Written problem → Reproduce the listing below verbatim, starting from its first line and ending after the line containing "profile-row[interactable]: Profile4 mjpeg", including that line.

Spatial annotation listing
***
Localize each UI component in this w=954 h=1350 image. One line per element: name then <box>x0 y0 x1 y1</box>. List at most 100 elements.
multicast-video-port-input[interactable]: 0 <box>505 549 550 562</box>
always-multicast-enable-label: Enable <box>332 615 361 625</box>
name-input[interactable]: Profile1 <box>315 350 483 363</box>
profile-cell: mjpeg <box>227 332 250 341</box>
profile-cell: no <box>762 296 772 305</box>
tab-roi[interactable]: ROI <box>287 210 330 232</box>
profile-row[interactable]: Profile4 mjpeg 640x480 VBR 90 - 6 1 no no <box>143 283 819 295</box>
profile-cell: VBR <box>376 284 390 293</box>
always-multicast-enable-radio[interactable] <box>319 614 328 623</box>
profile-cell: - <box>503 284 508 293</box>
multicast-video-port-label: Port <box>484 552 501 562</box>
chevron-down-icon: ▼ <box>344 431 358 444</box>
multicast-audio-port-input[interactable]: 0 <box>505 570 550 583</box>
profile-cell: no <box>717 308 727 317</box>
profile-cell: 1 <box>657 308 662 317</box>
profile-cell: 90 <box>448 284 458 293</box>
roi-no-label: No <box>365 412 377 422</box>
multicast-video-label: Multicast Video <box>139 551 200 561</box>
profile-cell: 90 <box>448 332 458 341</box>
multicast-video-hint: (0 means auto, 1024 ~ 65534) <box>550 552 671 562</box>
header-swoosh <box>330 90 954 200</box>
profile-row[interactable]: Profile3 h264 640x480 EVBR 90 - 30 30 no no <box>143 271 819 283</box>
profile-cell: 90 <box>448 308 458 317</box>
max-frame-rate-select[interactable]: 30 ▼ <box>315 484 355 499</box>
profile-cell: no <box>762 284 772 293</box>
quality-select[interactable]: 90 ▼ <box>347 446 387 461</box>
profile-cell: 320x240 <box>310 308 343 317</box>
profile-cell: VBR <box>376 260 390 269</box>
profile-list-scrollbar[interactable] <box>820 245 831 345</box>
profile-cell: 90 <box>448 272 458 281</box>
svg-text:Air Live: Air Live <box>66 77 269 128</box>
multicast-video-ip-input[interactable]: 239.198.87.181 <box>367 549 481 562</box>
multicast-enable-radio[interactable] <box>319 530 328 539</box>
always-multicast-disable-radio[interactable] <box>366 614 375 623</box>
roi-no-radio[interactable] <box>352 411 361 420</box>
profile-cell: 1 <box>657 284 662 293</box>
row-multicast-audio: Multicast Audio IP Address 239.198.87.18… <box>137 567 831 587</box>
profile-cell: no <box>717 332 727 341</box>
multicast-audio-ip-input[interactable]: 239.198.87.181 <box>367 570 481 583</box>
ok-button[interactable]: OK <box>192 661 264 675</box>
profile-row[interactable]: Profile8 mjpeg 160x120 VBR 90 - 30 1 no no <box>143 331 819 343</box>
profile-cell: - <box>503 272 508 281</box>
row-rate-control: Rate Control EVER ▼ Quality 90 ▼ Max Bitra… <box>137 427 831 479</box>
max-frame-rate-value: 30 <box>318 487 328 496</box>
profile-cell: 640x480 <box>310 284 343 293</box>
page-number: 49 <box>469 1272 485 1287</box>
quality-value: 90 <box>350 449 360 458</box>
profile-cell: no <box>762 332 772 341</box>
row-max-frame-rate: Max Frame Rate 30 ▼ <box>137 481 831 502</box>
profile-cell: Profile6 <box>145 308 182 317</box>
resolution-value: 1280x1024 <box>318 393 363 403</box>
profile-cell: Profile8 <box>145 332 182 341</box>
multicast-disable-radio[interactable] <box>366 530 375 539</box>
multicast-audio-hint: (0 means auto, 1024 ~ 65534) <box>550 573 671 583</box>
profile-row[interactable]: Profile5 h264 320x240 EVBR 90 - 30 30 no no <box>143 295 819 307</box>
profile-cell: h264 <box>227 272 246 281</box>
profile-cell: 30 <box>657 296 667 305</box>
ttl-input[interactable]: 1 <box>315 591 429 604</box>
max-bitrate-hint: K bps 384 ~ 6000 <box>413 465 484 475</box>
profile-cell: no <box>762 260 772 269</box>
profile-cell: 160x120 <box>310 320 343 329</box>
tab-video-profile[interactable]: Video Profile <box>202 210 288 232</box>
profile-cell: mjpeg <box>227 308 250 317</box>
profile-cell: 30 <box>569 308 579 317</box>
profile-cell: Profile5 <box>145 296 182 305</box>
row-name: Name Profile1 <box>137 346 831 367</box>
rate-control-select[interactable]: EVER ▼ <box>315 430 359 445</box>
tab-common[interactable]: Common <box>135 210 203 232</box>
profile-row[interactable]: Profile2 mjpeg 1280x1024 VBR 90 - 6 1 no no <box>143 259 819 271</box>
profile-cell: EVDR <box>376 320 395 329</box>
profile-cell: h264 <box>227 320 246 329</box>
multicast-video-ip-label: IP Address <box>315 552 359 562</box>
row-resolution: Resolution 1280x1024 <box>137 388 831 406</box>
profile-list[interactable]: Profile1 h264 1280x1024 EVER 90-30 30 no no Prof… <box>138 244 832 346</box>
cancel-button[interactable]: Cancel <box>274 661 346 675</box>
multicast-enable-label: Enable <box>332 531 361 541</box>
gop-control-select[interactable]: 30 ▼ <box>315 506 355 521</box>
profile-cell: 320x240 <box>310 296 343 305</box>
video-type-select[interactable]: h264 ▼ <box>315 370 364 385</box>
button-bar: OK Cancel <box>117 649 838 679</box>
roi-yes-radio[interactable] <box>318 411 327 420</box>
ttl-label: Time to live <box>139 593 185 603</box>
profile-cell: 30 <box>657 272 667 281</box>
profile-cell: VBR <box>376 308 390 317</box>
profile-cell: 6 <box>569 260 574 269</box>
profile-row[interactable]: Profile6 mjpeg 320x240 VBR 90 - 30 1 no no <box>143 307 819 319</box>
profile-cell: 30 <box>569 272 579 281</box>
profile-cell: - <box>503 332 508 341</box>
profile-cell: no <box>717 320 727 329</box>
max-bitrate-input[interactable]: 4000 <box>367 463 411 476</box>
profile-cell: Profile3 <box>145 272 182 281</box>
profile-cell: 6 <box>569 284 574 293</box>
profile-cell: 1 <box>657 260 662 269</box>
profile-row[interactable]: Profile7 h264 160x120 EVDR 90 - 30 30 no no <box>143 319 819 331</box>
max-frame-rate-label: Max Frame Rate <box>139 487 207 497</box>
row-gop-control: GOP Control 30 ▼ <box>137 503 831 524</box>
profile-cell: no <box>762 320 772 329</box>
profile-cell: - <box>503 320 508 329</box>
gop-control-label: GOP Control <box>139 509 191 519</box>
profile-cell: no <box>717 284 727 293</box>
***
Exercise output →
Localize each UI component in this w=954 h=1350 image. One line per element: name then <box>x0 y0 x1 y1</box>. List at most 100 elements.
multicast-video-port-input[interactable]: 0 <box>505 549 550 562</box>
always-multicast-enable-label: Enable <box>332 615 361 625</box>
name-input[interactable]: Profile1 <box>315 350 483 363</box>
profile-cell: mjpeg <box>227 332 250 341</box>
profile-cell: no <box>762 296 772 305</box>
tab-roi[interactable]: ROI <box>287 210 330 232</box>
profile-row[interactable]: Profile4 mjpeg 640x480 VBR 90 - 6 1 no no <box>143 283 819 295</box>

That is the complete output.